_WHAT TO WORK ON_.
Transcribe all the records with complete accuracy.

# # # #

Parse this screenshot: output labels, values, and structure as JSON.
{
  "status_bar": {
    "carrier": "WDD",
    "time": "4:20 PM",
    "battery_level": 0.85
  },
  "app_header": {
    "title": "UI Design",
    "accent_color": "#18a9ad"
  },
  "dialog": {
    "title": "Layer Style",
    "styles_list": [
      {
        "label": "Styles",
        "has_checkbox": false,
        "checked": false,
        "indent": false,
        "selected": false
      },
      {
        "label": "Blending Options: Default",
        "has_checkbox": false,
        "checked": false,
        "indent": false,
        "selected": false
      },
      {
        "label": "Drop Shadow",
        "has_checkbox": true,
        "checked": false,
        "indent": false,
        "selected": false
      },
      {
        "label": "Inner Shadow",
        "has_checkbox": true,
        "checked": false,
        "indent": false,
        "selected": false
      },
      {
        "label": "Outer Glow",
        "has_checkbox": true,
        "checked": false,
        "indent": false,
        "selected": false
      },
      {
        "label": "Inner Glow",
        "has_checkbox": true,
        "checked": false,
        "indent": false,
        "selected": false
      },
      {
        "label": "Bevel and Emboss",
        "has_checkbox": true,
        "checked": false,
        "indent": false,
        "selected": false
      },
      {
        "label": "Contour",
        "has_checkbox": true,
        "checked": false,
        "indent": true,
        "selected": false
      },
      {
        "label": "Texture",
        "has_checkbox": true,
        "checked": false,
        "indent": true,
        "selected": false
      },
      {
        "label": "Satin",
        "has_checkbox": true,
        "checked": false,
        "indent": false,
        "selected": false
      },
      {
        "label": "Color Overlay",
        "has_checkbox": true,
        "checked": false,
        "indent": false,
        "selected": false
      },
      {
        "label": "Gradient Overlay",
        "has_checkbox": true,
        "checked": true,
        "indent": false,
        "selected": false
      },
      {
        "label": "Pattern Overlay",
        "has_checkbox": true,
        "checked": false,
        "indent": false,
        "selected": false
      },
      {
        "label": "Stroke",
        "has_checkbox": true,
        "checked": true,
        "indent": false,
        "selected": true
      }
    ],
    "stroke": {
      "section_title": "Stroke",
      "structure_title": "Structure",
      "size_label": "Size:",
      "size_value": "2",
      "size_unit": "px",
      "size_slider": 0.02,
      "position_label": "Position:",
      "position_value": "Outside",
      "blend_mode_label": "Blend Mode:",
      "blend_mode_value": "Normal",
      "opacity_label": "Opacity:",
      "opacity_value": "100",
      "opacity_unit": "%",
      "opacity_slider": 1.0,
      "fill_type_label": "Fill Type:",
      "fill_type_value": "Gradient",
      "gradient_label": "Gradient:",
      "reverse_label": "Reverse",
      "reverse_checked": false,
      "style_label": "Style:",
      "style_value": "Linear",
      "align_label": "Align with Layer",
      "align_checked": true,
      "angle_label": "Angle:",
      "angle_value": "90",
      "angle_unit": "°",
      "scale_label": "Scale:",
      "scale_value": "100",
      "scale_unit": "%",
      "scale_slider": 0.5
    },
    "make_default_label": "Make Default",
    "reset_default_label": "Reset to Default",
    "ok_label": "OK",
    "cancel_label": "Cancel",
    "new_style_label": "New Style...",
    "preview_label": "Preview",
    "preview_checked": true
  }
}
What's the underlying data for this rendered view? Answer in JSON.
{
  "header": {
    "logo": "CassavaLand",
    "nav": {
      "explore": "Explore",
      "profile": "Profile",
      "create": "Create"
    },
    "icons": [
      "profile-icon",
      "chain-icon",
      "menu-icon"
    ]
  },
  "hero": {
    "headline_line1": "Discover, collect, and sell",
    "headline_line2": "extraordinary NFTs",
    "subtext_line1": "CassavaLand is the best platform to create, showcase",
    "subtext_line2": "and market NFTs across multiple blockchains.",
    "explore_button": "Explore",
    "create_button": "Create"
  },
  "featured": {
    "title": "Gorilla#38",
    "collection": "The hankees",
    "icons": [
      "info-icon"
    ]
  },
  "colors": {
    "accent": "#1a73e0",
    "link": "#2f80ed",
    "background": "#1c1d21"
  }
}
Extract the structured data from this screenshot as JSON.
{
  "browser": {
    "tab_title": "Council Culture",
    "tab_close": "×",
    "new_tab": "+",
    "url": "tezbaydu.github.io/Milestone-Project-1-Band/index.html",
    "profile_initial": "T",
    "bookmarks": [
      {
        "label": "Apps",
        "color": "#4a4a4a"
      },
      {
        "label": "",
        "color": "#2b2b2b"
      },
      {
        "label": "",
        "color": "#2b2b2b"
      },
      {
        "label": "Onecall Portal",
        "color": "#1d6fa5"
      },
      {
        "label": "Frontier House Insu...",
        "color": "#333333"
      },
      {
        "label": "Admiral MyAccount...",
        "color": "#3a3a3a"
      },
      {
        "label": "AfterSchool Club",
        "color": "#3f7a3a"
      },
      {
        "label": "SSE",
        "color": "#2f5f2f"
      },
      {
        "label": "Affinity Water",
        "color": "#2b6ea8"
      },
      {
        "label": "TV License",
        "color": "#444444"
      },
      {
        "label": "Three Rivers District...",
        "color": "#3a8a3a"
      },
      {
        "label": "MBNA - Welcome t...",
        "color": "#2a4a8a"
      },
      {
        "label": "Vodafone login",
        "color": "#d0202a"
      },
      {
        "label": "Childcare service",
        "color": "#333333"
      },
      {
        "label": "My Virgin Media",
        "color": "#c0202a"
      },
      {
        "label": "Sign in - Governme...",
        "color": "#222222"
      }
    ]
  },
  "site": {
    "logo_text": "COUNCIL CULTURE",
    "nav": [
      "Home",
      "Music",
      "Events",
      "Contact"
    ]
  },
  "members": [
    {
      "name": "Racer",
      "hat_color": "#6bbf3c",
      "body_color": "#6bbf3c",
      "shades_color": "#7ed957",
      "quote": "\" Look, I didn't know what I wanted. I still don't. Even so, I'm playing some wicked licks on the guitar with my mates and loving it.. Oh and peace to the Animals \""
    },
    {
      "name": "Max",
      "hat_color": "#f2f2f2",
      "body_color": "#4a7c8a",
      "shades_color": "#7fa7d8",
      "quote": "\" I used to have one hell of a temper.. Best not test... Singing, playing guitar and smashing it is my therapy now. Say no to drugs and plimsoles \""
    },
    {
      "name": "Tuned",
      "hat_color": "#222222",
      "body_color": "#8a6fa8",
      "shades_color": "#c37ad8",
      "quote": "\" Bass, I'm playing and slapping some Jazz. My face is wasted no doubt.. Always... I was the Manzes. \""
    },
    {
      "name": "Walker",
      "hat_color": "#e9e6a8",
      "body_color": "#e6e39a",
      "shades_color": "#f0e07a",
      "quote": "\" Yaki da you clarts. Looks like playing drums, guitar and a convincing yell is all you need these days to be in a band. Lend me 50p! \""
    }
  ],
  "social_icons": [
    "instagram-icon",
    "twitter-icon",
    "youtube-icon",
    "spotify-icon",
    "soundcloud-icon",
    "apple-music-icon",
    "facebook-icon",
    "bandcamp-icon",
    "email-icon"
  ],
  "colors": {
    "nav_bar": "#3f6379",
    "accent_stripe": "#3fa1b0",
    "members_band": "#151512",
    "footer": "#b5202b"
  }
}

# # # #

_ANSWER FOR THE TASK_.
Parse this screenshot: output labels, values, and structure as JSON.
{
  "status_bar": {
    "carrier": "WDD",
    "time": "4:20 PM",
    "battery_level": 0.85
  },
  "app_header": {
    "title": "UI Design",
    "accent_color": "#18a9ad"
  },
  "dialog": {
    "title": "Layer Style",
    "styles_list": [
      {
        "label": "Styles",
        "has_checkbox": false,
        "checked": false,
        "indent": false,
        "selected": false
      },
      {
        "label": "Blending Options: Default",
        "has_checkbox": false,
        "checked": false,
        "indent": false,
        "selected": false
      },
      {
        "label": "Drop Shadow",
        "has_checkbox": true,
        "checked": false,
        "indent": false,
        "selected": false
      },
      {
        "label": "Inner Shadow",
        "has_checkbox": true,
        "checked": false,
        "indent": false,
        "selected": false
      },
      {
        "label": "Outer Glow",
        "has_checkbox": true,
        "checked": false,
        "indent": false,
        "selected": false
      },
      {
        "label": "Inner Glow",
        "has_checkbox": true,
        "checked": false,
        "indent": false,
        "selected": false
      },
      {
        "label": "Bevel and Emboss",
        "has_checkbox": true,
        "checked": false,
        "indent": false,
        "selected": false
      },
      {
        "label": "Contour",
        "has_checkbox": true,
        "checked": false,
        "indent": true,
        "selected": false
      },
      {
        "label": "Texture",
        "has_checkbox": true,
        "checked": false,
        "indent": true,
        "selected": false
      },
      {
        "label": "Satin",
        "has_checkbox": true,
        "checked": false,
        "indent": false,
        "selected": false
      },
      {
        "label": "Color Overlay",
        "has_checkbox": true,
        "checked": false,
        "indent": false,
        "selected": false
      },
      {
        "label": "Gradient Overlay",
        "has_checkbox": true,
        "checked": true,
        "indent": false,
        "selected": false
      },
      {
        "label": "Pattern Overlay",
        "has_checkbox": true,
        "checked": false,
        "indent": false,
        "selected": false
      },
      {
        "label": "Stroke",
        "has_checkbox": true,
        "checked": true,
        "indent": false,
        "selected": true
      }
    ],
    "stroke": {
      "section_title": "Stroke",
      "structure_title": "Structure",
      "size_label": "Size:",
      "size_value": "2",
      "size_unit": "px",
      "size_slider": 0.02,
      "position_label": "Position:",
      "position_value": "Outside",
      "blend_mode_label": "Blend Mode:",
      "blend_mode_value": "Normal",
      "opacity_label": "Opacity:",
      "opacity_value": "100",
      "opacity_unit": "%",
      "opacity_slider": 1.0,
      "fill_type_label": "Fill Type:",
      "fill_type_value": "Gradient",
      "gradient_label": "Gradient:",
      "reverse_label": "Reverse",
      "reverse_checked": false,
      "style_label": "Style:",
      "style_value": "Linear",
      "align_label": "Align with Layer",
      "align_checked": true,
      "angle_label": "Angle:",
      "angle_value": "90",
      "angle_unit": "°",
      "scale_label": "Scale:",
      "scale_value": "100",
      "scale_unit": "%",
      "scale_slider": 0.5
    },
    "make_default_label": "Make Default",
    "reset_default_label": "Reset to Default",
    "ok_label": "OK",
    "cancel_label": "Cancel",
    "new_style_label": "New Style...",
    "preview_label": "Preview",
    "preview_checked": true
  }
}
What's the underlying data for this rendered view? Answer in JSON.
{
  "header": {
    "logo": "CassavaLand",
    "nav": {
      "explore": "Explore",
      "profile": "Profile",
      "create": "Create"
    },
    "icons": [
      "profile-icon",
      "chain-icon",
      "menu-icon"
    ]
  },
  "hero": {
    "headline_line1": "Discover, collect, and sell",
    "headline_line2": "extraordinary NFTs",
    "subtext_line1": "CassavaLand is the best platform to create, showcase",
    "subtext_line2": "and market NFTs across multiple blockchains.",
    "explore_button": "Explore",
    "create_button": "Create"
  },
  "featured": {
    "title": "Gorilla#38",
    "collection": "The hankees",
    "icons": [
      "info-icon"
    ]
  },
  "colors": {
    "accent": "#1a73e0",
    "link": "#2f80ed",
    "background": "#1c1d21"
  }
}
Extract the structured data from this screenshot as JSON.
{
  "browser": {
    "tab_title": "Council Culture",
    "tab_close": "×",
    "new_tab": "+",
    "url": "tezbaydu.github.io/Milestone-Project-1-Band/index.html",
    "profile_initial": "T",
    "bookmarks": [
      {
        "label": "Apps",
        "color": "#4a4a4a"
      },
      {
        "label": "",
        "color": "#2b2b2b"
      },
      {
        "label": "",
        "color": "#2b2b2b"
      },
      {
        "label": "Onecall Portal",
        "color": "#1d6fa5"
      },
      {
        "label": "Frontier House Insu...",
        "color": "#333333"
      },
      {
        "label": "Admiral MyAccount...",
        "color": "#3a3a3a"
      },
      {
        "label": "AfterSchool Club",
        "color": "#3f7a3a"
      },
      {
        "label": "SSE",
        "color": "#2f5f2f"
      },
      {
        "label": "Affinity Water",
        "color": "#2b6ea8"
      },
      {
        "label": "TV License",
        "color": "#444444"
      },
      {
        "label": "Three Rivers District...",
        "color": "#3a8a3a"
      },
      {
        "label": "MBNA - Welcome t...",
        "color": "#2a4a8a"
      },
      {
        "label": "Vodafone login",
        "color": "#d0202a"
      },
      {
        "label": "Childcare service",
        "color": "#333333"
      },
      {
        "label": "My Virgin Media",
        "color": "#c0202a"
      },
      {
        "label": "Sign in - Governme...",
        "color": "#222222"
      }
    ]
  },
  "site": {
    "logo_text": "COUNCIL CULTURE",
    "nav": [
      "Home",
      "Music",
      "Events",
      "Contact"
    ]
  },
  "members": [
    {
      "name": "Racer",
      "hat_color": "#6bbf3c",
      "body_color": "#6bbf3c",
      "shades_color": "#7ed957",
      "quote": "\" Look, I didn't know what I wanted. I still don't. Even so, I'm playing some wicked licks on the guitar with my mates and loving it.. Oh and peace to the Animals \""
    },
    {
      "name": "Max",
      "hat_color": "#f2f2f2",
      "body_color": "#4a7c8a",
      "shades_color": "#7fa7d8",
      "quote": "\" I used to have one hell of a temper.. Best not test... Singing, playing guitar and smashing it is my therapy now. Say no to drugs and plimsoles \""
    },
    {
      "name": "Tuned",
      "hat_color": "#222222",
      "body_color": "#8a6fa8",
      "shades_color": "#c37ad8",
      "quote": "\" Bass, I'm playing and slapping some Jazz. My face is wasted no doubt.. Always... I was the Manzes. \""
    },
    {
      "name": "Walker",
      "hat_color": "#e9e6a8",
      "body_color": "#e6e39a",
      "shades_color": "#f0e07a",
      "quote": "\" Yaki da you clarts. Looks like playing drums, guitar and a convincing yell is all you need these days to be in a band. Lend me 50p! \""
    }
  ],
  "social_icons": [
    "instagram-icon",
    "twitter-icon",
    "youtube-icon",
    "spotify-icon",
    "soundcloud-icon",
    "apple-music-icon",
    "facebook-icon",
    "bandcamp-icon",
    "email-icon"
  ],
  "colors": {
    "nav_bar": "#3f6379",
    "accent_stripe": "#3fa1b0",
    "members_band": "#151512",
    "footer": "#b5202b"
  }
}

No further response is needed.